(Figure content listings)
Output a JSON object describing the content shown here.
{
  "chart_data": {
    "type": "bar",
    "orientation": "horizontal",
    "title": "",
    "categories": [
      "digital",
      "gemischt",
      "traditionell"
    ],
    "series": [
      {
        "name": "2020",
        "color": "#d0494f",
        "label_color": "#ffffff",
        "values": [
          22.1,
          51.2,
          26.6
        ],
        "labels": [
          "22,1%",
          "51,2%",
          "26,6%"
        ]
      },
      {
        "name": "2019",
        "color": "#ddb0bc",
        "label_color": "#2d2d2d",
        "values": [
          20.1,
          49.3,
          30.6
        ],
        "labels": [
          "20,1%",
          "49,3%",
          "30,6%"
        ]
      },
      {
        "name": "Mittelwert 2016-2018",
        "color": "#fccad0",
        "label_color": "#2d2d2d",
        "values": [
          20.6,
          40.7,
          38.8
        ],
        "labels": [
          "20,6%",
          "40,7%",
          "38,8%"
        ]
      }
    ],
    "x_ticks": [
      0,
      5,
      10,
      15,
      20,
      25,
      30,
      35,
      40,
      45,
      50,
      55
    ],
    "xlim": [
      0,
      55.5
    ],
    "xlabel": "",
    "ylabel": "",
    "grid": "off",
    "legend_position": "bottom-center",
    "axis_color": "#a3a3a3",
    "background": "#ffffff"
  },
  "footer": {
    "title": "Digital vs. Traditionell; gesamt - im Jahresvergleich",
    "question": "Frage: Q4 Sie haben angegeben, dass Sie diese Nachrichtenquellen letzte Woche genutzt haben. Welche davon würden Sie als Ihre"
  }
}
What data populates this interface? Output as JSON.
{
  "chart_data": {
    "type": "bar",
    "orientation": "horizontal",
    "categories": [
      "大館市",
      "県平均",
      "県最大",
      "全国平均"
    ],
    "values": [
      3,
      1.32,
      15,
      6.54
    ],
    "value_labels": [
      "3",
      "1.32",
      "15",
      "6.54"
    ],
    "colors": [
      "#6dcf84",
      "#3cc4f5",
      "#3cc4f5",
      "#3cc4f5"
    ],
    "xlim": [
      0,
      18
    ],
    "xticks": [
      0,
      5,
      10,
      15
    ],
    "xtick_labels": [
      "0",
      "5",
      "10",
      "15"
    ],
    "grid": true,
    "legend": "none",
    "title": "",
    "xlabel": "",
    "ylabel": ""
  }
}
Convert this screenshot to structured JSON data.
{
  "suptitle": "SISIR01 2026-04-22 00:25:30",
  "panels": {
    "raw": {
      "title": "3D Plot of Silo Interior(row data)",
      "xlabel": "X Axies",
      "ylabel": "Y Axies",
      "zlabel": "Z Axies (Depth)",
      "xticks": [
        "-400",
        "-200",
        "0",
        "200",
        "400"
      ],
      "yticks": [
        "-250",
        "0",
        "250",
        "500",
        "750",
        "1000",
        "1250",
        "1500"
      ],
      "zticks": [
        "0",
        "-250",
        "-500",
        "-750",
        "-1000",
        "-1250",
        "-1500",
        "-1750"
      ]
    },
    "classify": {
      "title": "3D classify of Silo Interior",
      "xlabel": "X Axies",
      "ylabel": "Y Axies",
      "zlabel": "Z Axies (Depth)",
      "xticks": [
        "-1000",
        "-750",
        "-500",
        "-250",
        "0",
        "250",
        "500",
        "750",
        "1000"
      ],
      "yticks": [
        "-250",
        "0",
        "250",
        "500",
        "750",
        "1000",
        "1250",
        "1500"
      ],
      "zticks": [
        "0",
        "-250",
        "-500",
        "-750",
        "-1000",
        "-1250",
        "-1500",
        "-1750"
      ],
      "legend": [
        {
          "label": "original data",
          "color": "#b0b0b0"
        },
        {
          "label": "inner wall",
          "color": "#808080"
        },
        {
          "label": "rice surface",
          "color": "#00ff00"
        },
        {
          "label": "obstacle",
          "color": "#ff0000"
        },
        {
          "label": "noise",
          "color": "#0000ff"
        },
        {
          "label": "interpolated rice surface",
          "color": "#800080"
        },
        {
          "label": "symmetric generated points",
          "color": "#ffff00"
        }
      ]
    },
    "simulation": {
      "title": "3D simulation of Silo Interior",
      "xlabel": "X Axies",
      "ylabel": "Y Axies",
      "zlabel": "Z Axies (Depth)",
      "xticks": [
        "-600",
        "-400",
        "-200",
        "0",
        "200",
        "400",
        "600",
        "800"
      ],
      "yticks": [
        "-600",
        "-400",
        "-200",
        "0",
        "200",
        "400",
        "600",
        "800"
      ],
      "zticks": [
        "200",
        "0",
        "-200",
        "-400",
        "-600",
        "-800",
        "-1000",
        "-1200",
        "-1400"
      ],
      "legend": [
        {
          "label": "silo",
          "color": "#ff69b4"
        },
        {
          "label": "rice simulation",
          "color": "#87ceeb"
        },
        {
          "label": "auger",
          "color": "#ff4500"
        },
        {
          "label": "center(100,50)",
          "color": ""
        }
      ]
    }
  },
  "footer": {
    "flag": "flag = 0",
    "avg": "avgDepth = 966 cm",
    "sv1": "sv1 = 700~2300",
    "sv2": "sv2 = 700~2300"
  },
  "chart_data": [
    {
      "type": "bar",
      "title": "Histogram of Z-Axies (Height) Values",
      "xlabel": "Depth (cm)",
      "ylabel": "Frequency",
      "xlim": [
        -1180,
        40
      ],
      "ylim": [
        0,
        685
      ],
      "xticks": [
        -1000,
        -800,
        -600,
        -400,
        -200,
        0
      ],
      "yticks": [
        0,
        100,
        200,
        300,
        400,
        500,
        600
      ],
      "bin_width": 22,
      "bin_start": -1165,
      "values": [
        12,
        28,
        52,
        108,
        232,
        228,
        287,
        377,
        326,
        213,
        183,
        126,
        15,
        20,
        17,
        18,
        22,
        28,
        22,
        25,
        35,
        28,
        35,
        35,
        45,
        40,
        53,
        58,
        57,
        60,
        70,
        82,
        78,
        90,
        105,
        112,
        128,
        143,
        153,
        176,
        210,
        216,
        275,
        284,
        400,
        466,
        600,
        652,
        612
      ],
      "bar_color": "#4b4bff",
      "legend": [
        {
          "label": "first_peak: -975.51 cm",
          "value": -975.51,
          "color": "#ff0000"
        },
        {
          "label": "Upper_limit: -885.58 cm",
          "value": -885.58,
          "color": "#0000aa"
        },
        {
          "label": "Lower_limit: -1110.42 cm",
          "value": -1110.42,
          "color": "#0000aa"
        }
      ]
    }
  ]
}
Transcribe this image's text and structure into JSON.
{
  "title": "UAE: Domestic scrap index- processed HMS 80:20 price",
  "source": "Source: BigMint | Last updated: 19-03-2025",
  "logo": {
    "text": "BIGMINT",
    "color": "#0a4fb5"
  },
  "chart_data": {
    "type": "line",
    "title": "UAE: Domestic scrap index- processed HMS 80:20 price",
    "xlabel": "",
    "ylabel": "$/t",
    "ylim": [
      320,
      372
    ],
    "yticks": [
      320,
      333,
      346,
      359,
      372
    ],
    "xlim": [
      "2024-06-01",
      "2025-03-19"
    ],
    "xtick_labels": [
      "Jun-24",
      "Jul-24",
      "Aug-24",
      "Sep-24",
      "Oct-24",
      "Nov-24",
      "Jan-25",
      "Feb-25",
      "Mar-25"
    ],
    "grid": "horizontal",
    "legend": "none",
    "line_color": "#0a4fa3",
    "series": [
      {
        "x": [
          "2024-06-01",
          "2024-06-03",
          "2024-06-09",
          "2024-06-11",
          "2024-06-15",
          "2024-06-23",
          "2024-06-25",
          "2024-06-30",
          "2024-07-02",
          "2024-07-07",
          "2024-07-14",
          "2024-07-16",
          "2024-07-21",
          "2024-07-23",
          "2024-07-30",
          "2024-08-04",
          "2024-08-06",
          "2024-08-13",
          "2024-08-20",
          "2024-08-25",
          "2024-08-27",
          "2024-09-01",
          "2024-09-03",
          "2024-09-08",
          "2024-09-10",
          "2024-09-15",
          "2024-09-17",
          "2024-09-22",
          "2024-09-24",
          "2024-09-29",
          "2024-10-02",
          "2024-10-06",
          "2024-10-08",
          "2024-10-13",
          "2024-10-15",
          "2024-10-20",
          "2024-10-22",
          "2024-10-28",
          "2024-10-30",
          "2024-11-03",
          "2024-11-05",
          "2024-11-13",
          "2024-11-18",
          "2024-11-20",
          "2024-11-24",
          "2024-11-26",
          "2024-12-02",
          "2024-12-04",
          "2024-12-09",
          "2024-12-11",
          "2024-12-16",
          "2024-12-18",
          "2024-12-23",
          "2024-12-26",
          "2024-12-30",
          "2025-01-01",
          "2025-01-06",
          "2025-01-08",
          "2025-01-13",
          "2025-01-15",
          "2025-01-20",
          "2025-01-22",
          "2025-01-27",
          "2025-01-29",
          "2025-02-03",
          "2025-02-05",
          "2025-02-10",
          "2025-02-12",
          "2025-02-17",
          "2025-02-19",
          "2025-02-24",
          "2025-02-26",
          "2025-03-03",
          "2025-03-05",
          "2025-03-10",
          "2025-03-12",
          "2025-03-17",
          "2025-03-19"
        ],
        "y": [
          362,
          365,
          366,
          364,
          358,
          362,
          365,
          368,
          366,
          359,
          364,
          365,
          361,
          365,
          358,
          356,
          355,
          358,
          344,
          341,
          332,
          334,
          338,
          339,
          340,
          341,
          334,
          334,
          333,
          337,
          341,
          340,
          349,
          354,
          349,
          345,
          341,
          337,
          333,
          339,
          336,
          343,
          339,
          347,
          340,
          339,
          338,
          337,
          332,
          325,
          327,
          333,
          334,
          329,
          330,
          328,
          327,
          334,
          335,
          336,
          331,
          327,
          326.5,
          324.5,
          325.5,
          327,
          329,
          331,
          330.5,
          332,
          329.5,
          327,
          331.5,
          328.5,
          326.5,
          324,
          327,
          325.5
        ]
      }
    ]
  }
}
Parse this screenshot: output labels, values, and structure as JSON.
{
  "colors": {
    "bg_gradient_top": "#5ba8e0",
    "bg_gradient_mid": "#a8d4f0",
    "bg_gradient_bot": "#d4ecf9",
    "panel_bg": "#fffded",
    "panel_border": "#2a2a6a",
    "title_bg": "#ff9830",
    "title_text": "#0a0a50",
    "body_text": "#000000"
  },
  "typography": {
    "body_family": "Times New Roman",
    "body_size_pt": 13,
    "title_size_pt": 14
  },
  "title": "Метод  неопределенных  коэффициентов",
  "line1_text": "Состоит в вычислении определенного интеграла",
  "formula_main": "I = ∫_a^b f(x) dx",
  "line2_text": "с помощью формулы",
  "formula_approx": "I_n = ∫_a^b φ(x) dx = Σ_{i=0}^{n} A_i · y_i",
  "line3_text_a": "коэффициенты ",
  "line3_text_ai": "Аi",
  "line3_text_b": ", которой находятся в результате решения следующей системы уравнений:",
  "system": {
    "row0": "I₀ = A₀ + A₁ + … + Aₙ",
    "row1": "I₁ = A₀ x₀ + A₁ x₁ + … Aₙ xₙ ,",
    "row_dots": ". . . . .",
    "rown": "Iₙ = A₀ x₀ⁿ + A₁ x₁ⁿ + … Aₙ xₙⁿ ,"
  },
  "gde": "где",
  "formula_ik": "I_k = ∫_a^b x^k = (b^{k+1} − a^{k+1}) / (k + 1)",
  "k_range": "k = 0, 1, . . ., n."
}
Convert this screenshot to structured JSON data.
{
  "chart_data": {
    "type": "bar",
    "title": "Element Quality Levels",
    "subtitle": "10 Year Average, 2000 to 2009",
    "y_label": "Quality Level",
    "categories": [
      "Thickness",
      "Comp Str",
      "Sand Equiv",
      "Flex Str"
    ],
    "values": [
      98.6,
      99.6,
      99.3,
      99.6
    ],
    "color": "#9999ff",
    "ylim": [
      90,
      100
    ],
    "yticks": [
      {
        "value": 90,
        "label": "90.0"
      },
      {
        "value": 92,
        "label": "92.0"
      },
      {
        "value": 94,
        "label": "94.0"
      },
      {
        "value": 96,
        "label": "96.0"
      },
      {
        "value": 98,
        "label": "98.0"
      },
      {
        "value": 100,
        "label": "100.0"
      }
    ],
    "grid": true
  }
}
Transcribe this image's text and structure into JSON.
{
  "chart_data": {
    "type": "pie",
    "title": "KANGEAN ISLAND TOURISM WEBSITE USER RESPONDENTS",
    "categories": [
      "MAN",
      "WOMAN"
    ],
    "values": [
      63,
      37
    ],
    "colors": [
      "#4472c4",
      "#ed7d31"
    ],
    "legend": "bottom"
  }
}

TASK STATEMENT: Count the lines that hold the string "price", and reply with that number alone.

EXPECTED ANSWER: 2